§ **What you have to do**
Read the listing and extract each line that includes the word "asks".

§ **Stored records**
/---
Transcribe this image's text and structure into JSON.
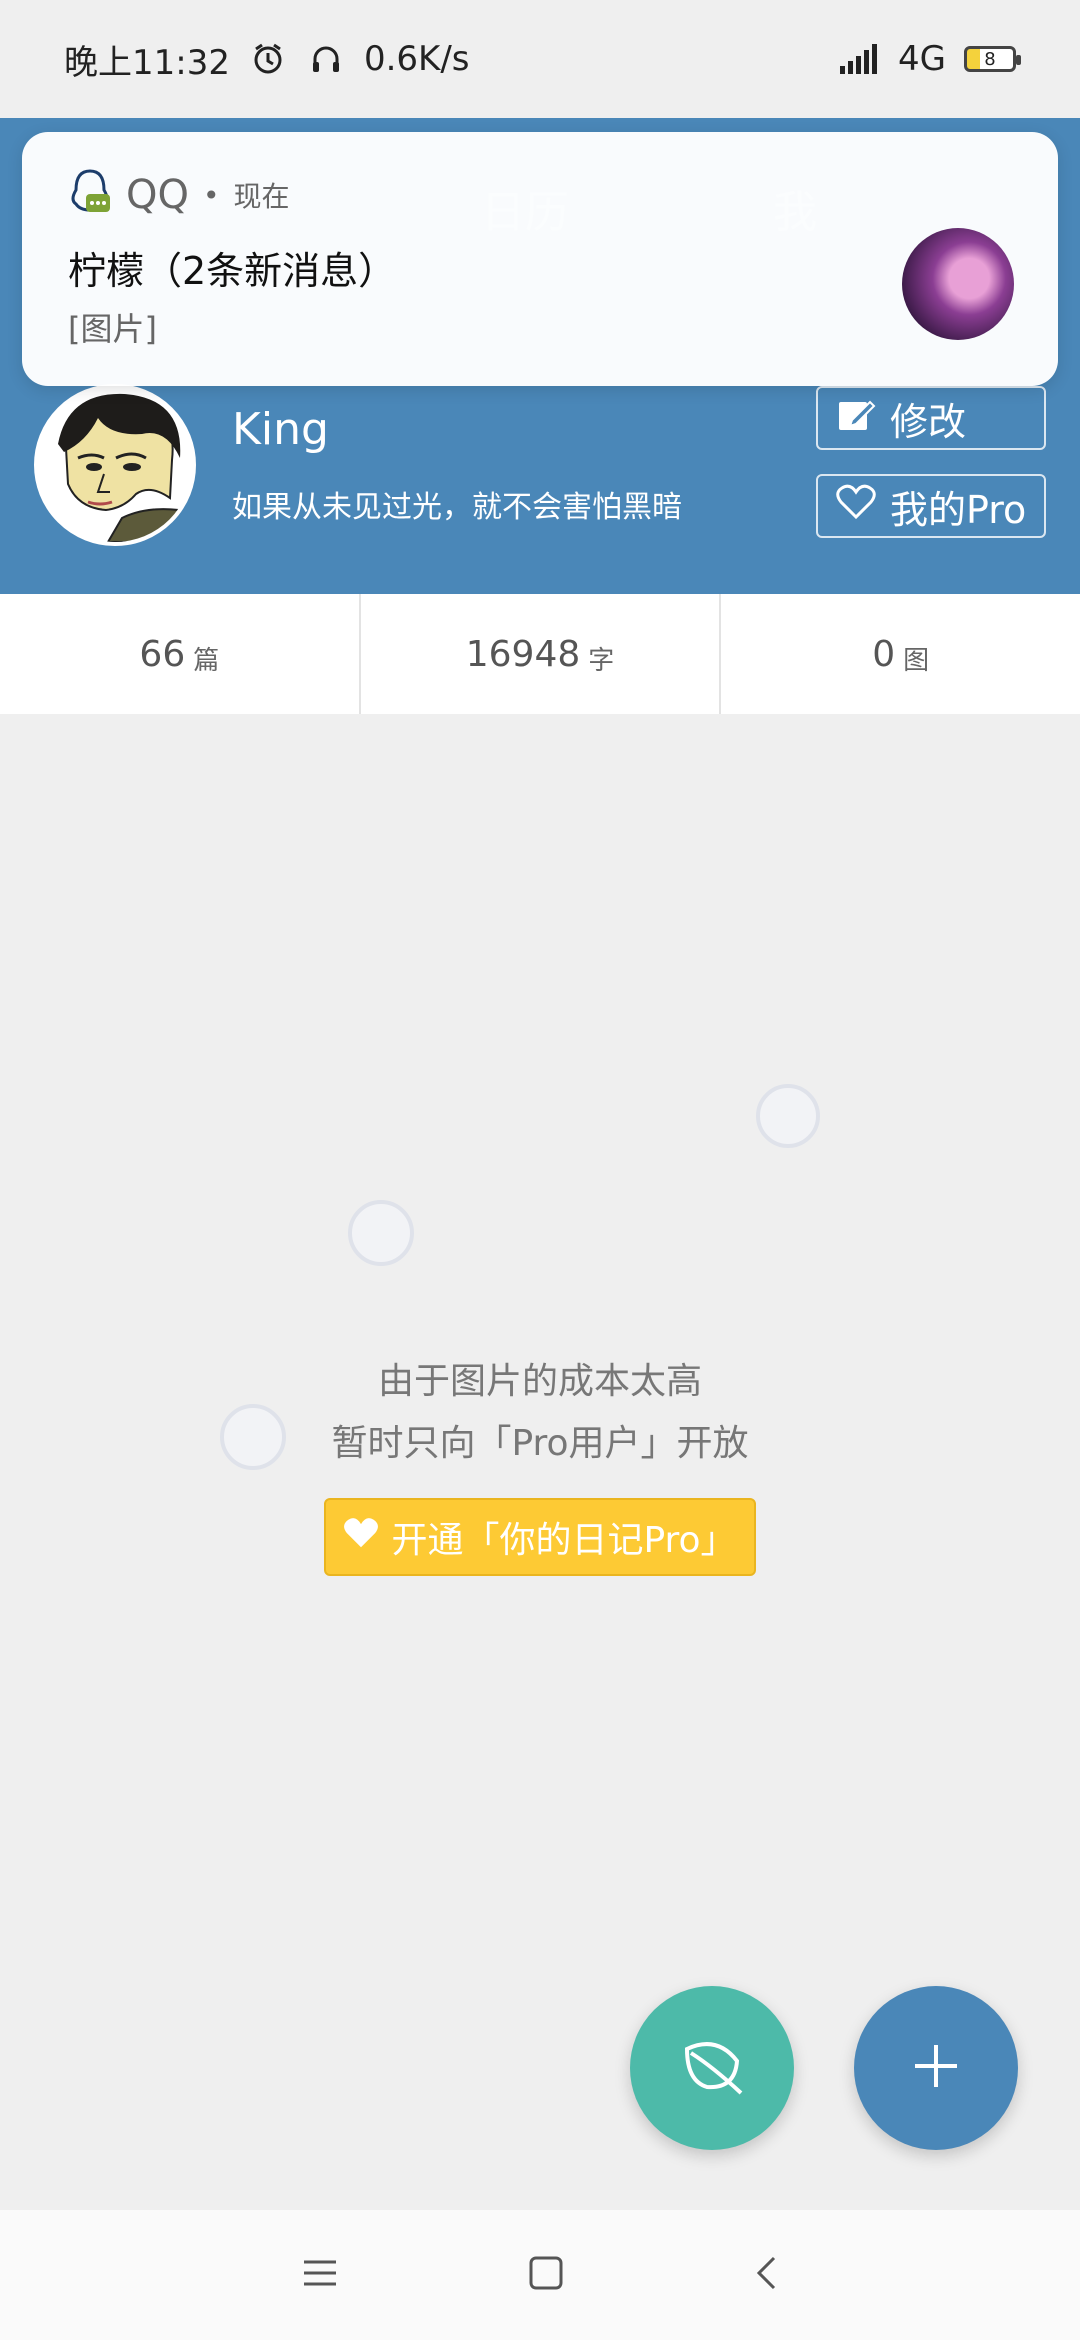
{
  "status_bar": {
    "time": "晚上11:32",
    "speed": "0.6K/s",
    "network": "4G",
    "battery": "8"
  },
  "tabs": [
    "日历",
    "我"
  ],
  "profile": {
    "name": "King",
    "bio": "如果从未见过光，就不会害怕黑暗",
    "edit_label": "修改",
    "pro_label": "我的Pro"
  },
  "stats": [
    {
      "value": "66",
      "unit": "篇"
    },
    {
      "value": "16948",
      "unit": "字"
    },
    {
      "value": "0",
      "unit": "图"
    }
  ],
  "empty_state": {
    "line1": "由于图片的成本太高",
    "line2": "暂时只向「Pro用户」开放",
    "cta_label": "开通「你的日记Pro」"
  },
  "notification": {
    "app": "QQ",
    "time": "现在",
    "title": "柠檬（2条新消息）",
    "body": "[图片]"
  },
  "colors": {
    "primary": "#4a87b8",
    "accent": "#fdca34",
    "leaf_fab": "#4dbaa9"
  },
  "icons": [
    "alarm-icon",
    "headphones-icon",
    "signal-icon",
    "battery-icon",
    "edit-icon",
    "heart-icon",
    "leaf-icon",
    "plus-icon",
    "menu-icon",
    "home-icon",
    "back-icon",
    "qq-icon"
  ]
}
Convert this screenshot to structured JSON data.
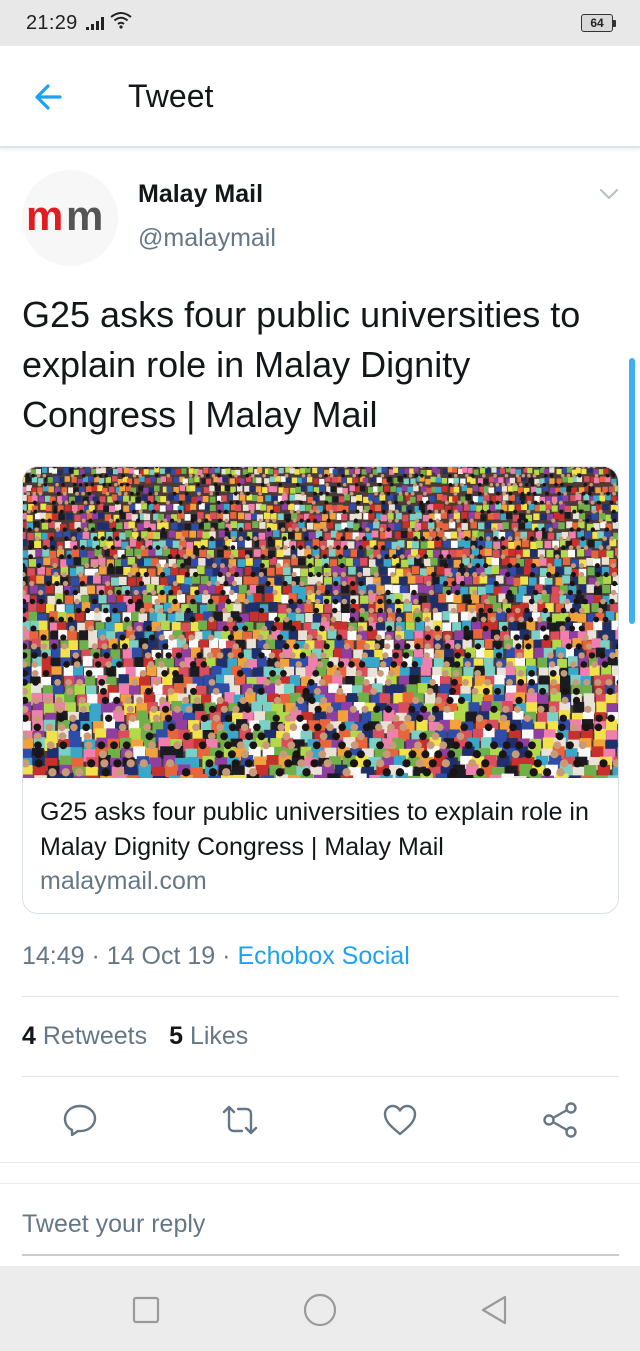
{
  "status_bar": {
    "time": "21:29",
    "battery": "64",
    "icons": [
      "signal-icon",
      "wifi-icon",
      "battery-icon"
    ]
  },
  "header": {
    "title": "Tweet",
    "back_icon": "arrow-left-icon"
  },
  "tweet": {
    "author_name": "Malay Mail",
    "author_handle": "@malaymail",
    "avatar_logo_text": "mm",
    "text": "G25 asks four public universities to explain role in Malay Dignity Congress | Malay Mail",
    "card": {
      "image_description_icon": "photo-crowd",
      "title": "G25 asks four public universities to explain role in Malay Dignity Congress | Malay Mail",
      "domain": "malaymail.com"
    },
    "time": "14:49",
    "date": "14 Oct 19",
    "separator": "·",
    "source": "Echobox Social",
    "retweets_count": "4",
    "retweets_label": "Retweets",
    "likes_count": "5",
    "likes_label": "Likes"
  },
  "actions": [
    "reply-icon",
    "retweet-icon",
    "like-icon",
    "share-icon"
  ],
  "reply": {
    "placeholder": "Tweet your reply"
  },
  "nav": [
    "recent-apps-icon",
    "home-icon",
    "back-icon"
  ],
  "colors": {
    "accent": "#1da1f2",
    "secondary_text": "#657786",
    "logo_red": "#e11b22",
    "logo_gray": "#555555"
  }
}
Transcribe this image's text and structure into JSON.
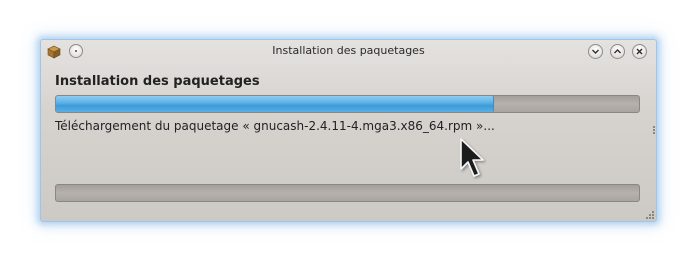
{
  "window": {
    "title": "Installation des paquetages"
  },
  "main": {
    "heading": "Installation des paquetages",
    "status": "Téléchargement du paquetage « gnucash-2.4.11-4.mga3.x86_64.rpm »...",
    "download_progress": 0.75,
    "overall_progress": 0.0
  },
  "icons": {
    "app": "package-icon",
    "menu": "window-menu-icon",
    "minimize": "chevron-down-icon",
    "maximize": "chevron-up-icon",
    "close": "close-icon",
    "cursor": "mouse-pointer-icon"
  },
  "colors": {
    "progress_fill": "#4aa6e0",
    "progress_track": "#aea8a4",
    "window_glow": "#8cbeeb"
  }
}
\---
§ **Response below**
    "text": "G25 asks four public universities to explain role in Malay Dignity Congress | Malay Mail",
      "title": "G25 asks four public universities to explain role in Malay Dignity Congress | Malay Mail",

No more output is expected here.